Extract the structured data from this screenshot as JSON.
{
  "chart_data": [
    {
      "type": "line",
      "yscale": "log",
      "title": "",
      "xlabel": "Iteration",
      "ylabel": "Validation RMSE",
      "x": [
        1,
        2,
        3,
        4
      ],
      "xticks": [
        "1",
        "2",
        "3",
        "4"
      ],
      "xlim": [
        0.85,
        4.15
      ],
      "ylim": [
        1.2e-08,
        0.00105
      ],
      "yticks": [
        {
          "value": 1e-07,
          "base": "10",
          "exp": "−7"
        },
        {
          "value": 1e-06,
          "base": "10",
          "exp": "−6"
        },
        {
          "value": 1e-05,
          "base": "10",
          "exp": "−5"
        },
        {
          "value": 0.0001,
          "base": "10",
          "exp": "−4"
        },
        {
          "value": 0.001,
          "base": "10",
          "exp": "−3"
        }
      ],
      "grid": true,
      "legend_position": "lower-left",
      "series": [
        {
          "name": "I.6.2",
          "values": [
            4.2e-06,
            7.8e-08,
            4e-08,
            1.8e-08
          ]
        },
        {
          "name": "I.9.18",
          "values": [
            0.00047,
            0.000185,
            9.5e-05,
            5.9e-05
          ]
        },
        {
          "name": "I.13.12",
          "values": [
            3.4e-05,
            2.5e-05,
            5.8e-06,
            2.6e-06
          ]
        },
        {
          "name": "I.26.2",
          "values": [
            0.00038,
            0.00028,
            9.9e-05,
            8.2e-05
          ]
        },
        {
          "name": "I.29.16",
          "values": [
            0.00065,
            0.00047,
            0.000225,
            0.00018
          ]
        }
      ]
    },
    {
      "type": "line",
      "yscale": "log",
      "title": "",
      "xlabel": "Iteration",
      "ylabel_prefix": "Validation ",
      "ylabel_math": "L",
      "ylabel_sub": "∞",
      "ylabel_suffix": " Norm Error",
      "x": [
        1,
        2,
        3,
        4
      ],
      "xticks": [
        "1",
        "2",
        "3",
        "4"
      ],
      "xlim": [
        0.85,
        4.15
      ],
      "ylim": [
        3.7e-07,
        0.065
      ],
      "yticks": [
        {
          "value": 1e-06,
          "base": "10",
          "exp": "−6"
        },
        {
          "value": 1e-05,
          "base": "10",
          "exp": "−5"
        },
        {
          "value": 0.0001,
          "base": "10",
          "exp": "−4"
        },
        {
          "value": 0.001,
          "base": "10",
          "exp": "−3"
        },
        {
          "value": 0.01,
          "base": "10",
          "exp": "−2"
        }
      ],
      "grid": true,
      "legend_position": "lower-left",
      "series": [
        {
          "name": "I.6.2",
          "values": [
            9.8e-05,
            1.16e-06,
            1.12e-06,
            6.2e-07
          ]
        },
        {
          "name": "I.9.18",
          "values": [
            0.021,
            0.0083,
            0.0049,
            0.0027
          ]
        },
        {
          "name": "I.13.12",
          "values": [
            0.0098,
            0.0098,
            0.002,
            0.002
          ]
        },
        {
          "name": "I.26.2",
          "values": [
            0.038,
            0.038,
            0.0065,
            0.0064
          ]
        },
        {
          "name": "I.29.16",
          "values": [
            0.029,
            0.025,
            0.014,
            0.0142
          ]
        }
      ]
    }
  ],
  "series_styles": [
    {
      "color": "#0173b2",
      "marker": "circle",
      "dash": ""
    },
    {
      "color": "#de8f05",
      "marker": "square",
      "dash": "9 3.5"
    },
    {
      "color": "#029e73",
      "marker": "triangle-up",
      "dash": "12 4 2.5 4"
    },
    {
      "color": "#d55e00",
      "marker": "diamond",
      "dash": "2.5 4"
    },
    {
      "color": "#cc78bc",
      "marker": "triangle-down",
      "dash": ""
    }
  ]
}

· · · · · · ·

Using the records above, copy every line that has the word "dash" in it.

Exercise answer
      "dash": ""
      "dash": "9 3.5"
      "dash": "12 4 2.5 4"
      "dash": "2.5 4"
      "dash": ""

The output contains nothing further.